▸ **What is asked**: Give every entry again, word for word.

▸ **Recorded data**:
"""

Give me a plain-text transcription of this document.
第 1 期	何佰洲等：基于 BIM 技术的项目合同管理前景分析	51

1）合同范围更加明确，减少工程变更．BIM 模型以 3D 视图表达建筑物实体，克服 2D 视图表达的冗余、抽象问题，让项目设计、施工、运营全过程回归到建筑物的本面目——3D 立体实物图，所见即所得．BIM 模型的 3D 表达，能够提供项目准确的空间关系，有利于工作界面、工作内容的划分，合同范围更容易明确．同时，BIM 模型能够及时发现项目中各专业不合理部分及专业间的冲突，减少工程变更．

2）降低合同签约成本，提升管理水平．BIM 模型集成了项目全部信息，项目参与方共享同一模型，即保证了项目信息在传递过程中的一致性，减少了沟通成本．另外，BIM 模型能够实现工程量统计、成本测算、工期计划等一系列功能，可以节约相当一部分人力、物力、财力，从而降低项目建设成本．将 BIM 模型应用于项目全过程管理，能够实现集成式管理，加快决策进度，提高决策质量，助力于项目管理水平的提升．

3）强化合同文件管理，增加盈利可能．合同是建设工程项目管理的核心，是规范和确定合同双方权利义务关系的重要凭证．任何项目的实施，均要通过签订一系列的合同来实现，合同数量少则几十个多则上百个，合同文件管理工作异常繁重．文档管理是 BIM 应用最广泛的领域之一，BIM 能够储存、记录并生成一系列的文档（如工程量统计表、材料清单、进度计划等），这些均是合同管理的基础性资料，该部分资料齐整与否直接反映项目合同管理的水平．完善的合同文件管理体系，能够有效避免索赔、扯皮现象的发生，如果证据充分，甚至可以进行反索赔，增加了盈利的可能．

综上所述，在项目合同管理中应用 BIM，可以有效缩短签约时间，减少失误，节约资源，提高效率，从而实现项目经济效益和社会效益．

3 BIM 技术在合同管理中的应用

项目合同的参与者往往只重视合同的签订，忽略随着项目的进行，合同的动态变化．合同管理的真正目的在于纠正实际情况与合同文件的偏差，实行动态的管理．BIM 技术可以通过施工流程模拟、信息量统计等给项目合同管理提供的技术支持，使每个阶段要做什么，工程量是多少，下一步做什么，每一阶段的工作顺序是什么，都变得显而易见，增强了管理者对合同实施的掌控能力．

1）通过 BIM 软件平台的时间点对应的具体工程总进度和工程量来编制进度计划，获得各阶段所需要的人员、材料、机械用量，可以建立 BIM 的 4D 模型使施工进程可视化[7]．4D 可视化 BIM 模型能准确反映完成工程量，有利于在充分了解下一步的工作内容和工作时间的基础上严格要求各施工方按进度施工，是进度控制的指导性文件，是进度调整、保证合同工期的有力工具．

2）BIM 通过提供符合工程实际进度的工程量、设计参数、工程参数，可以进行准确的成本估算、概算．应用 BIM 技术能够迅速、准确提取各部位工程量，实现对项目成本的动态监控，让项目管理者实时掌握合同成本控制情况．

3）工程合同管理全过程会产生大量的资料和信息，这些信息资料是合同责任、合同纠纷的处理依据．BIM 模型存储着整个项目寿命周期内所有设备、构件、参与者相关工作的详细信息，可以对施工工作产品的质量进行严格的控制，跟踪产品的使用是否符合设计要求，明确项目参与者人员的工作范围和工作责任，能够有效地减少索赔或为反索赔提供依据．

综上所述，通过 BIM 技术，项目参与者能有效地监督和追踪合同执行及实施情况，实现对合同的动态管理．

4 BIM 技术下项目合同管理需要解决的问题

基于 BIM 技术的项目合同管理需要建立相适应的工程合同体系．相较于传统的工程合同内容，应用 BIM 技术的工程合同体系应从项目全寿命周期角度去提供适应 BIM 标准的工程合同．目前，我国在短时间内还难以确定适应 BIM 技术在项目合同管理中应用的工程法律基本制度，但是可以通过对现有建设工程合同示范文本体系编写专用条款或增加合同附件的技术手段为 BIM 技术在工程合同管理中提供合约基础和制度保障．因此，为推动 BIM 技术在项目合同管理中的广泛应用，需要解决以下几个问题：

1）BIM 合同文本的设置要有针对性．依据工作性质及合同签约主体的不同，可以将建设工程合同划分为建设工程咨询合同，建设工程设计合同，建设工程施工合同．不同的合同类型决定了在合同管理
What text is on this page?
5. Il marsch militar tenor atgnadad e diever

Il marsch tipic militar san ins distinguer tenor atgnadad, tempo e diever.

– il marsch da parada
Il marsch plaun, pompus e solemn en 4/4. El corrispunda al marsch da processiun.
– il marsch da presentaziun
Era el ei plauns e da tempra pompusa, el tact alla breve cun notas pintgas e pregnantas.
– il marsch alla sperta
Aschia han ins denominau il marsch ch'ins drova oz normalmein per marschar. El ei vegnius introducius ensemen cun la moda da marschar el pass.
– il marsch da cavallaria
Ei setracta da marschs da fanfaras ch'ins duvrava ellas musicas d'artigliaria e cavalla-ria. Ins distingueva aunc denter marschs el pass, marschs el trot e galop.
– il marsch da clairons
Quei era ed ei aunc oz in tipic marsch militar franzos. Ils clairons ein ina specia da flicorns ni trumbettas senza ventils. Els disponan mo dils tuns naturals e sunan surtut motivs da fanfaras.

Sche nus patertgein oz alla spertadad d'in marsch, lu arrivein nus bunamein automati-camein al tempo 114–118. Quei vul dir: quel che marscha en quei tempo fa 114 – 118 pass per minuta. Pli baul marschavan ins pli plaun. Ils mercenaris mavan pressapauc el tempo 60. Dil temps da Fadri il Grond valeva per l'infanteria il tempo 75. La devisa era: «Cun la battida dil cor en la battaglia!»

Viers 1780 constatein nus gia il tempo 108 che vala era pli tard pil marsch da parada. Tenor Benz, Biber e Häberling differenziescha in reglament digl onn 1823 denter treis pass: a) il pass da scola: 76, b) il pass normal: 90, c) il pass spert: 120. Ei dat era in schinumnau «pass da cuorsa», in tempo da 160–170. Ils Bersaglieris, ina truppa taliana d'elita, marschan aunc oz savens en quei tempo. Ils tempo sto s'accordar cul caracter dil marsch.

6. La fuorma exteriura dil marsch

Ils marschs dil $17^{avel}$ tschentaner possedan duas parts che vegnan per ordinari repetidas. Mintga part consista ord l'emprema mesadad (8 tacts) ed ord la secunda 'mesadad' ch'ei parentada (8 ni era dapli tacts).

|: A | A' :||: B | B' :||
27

"""

▸ **Solution to the problem**:
Give me a plain-text transcription of this document.
第 1 期	何佰洲等：基于 BIM 技术的项目合同管理前景分析	51

1）合同范围更加明确，减少工程变更．BIM 模型以 3D 视图表达建筑物实体，克服 2D 视图表达的冗余、抽象问题，让项目设计、施工、运营全过程回归到建筑物的本面目——3D 立体实物图，所见即所得．BIM 模型的 3D 表达，能够提供项目准确的空间关系，有利于工作界面、工作内容的划分，合同范围更容易明确．同时，BIM 模型能够及时发现项目中各专业不合理部分及专业间的冲突，减少工程变更．

2）降低合同签约成本，提升管理水平．BIM 模型集成了项目全部信息，项目参与方共享同一模型，即保证了项目信息在传递过程中的一致性，减少了沟通成本．另外，BIM 模型能够实现工程量统计、成本测算、工期计划等一系列功能，可以节约相当一部分人力、物力、财力，从而降低项目建设成本．将 BIM 模型应用于项目全过程管理，能够实现集成式管理，加快决策进度，提高决策质量，助力于项目管理水平的提升．

3）强化合同文件管理，增加盈利可能．合同是建设工程项目管理的核心，是规范和确定合同双方权利义务关系的重要凭证．任何项目的实施，均要通过签订一系列的合同来实现，合同数量少则几十个多则上百个，合同文件管理工作异常繁重．文档管理是 BIM 应用最广泛的领域之一，BIM 能够储存、记录并生成一系列的文档（如工程量统计表、材料清单、进度计划等），这些均是合同管理的基础性资料，该部分资料齐整与否直接反映项目合同管理的水平．完善的合同文件管理体系，能够有效避免索赔、扯皮现象的发生，如果证据充分，甚至可以进行反索赔，增加了盈利的可能．

综上所述，在项目合同管理中应用 BIM，可以有效缩短签约时间，减少失误，节约资源，提高效率，从而实现项目经济效益和社会效益．

3 BIM 技术在合同管理中的应用

项目合同的参与者往往只重视合同的签订，忽略随着项目的进行，合同的动态变化．合同管理的真正目的在于纠正实际情况与合同文件的偏差，实行动态的管理．BIM 技术可以通过施工流程模拟、信息量统计等给项目合同管理提供的技术支持，使每个阶段要做什么，工程量是多少，下一步做什么，每一阶段的工作顺序是什么，都变得显而易见，增强了管理者对合同实施的掌控能力．

1）通过 BIM 软件平台的时间点对应的具体工程总进度和工程量来编制进度计划，获得各阶段所需要的人员、材料、机械用量，可以建立 BIM 的 4D 模型使施工进程可视化[7]．4D 可视化 BIM 模型能准确反映完成工程量，有利于在充分了解下一步的工作内容和工作时间的基础上严格要求各施工方按进度施工，是进度控制的指导性文件，是进度调整、保证合同工期的有力工具．

2）BIM 通过提供符合工程实际进度的工程量、设计参数、工程参数，可以进行准确的成本估算、概算．应用 BIM 技术能够迅速、准确提取各部位工程量，实现对项目成本的动态监控，让项目管理者实时掌握合同成本控制情况．

3）工程合同管理全过程会产生大量的资料和信息，这些信息资料是合同责任、合同纠纷的处理依据．BIM 模型存储着整个项目寿命周期内所有设备、构件、参与者相关工作的详细信息，可以对施工工作产品的质量进行严格的控制，跟踪产品的使用是否符合设计要求，明确项目参与者人员的工作范围和工作责任，能够有效地减少索赔或为反索赔提供依据．

综上所述，通过 BIM 技术，项目参与者能有效地监督和追踪合同执行及实施情况，实现对合同的动态管理．

4 BIM 技术下项目合同管理需要解决的问题

基于 BIM 技术的项目合同管理需要建立相适应的工程合同体系．相较于传统的工程合同内容，应用 BIM 技术的工程合同体系应从项目全寿命周期角度去提供适应 BIM 标准的工程合同．目前，我国在短时间内还难以确定适应 BIM 技术在项目合同管理中应用的工程法律基本制度，但是可以通过对现有建设工程合同示范文本体系编写专用条款或增加合同附件的技术手段为 BIM 技术在工程合同管理中提供合约基础和制度保障．因此，为推动 BIM 技术在项目合同管理中的广泛应用，需要解决以下几个问题：

1）BIM 合同文本的设置要有针对性．依据工作性质及合同签约主体的不同，可以将建设工程合同划分为建设工程咨询合同，建设工程设计合同，建设工程施工合同．不同的合同类型决定了在合同管理
What text is on this page?
5. Il marsch militar tenor atgnadad e diever

Il marsch tipic militar san ins distinguer tenor atgnadad, tempo e diever.

– il marsch da parada
Il marsch plaun, pompus e solemn en 4/4. El corrispunda al marsch da processiun.
– il marsch da presentaziun
Era el ei plauns e da tempra pompusa, el tact alla breve cun notas pintgas e pregnantas.
– il marsch alla sperta
Aschia han ins denominau il marsch ch'ins drova oz normalmein per marschar. El ei vegnius introducius ensemen cun la moda da marschar el pass.
– il marsch da cavallaria
Ei setracta da marschs da fanfaras ch'ins duvrava ellas musicas d'artigliaria e cavalla-ria. Ins distingueva aunc denter marschs el pass, marschs el trot e galop.
– il marsch da clairons
Quei era ed ei aunc oz in tipic marsch militar franzos. Ils clairons ein ina specia da flicorns ni trumbettas senza ventils. Els disponan mo dils tuns naturals e sunan surtut motivs da fanfaras.

Sche nus patertgein oz alla spertadad d'in marsch, lu arrivein nus bunamein automati-camein al tempo 114–118. Quei vul dir: quel che marscha en quei tempo fa 114 – 118 pass per minuta. Pli baul marschavan ins pli plaun. Ils mercenaris mavan pressapauc el tempo 60. Dil temps da Fadri il Grond valeva per l'infanteria il tempo 75. La devisa era: «Cun la battida dil cor en la battaglia!»

Viers 1780 constatein nus gia il tempo 108 che vala era pli tard pil marsch da parada. Tenor Benz, Biber e Häberling differenziescha in reglament digl onn 1823 denter treis pass: a) il pass da scola: 76, b) il pass normal: 90, c) il pass spert: 120. Ei dat era in schinumnau «pass da cuorsa», in tempo da 160–170. Ils Bersaglieris, ina truppa taliana d'elita, marschan aunc oz savens en quei tempo. Ils tempo sto s'accordar cul caracter dil marsch.

6. La fuorma exteriura dil marsch

Ils marschs dil $17^{avel}$ tschentaner possedan duas parts che vegnan per ordinari repetidas. Mintga part consista ord l'emprema mesadad (8 tacts) ed ord la secunda 'mesadad' ch'ei parentada (8 ni era dapli tacts).

|: A | A' :||: B | B' :||
27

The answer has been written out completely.